Written exercise:
Give the number of lines that hold the string "this". Nothing else is needed.

Dataset excerpts:
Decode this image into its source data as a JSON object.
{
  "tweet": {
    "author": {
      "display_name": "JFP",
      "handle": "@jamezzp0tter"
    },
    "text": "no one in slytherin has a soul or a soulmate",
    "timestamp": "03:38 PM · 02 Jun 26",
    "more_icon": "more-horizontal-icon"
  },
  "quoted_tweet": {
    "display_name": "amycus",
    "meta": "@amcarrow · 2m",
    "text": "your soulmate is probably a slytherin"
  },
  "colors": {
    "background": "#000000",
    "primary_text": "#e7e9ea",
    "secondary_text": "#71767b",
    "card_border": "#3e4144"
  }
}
* * *
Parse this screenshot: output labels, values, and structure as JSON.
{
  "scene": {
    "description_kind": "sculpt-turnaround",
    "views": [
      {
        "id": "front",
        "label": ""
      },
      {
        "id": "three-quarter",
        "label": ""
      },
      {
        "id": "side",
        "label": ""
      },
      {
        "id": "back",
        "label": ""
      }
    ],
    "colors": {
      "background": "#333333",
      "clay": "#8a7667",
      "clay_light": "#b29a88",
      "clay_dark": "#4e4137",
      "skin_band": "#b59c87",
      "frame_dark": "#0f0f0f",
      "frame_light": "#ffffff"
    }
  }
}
==
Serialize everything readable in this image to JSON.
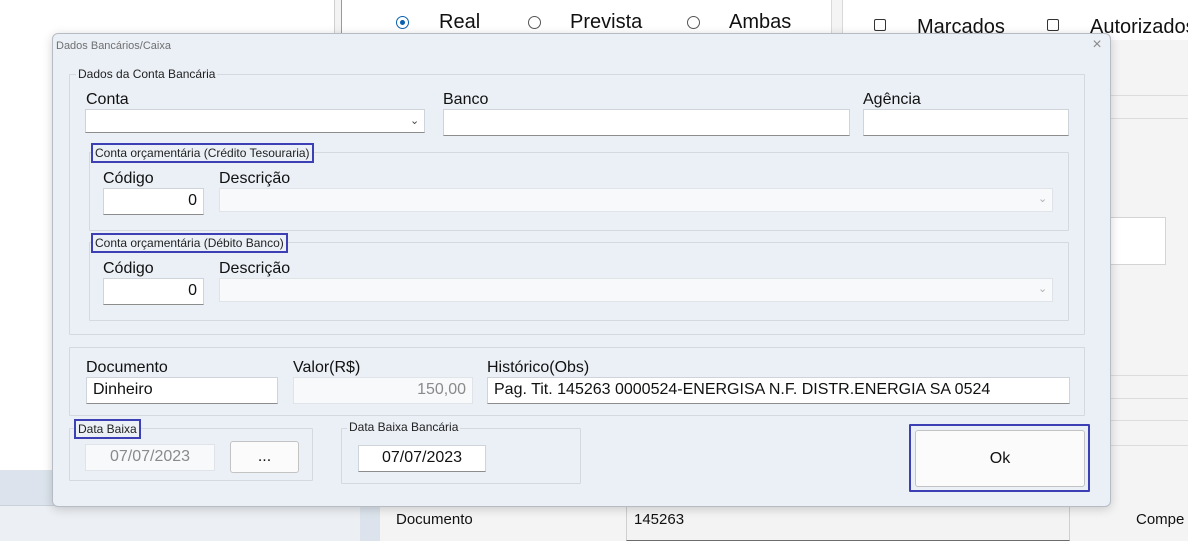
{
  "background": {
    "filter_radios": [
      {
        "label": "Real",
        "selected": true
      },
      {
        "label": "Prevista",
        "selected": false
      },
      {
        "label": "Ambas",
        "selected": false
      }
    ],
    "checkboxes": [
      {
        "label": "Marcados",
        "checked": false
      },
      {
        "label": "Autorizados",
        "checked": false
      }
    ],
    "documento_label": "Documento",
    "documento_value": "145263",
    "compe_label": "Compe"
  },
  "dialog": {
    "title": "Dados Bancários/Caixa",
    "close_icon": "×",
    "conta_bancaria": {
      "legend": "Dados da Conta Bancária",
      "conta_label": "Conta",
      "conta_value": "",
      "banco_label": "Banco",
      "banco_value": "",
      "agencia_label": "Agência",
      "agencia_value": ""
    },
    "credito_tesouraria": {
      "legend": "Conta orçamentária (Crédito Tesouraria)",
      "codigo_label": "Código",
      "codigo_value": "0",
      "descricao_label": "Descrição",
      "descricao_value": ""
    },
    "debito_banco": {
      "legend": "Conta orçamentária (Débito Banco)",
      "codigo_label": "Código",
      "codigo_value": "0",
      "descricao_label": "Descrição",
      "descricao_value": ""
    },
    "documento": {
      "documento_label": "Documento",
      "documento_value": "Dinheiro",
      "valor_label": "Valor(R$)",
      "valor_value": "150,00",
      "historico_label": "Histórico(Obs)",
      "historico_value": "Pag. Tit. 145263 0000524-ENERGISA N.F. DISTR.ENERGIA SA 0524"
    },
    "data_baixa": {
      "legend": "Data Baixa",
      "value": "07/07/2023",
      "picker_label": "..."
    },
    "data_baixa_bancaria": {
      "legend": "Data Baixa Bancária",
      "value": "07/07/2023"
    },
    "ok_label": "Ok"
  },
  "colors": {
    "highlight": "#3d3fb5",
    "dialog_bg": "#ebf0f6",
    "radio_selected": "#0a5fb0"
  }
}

Problem solution:
3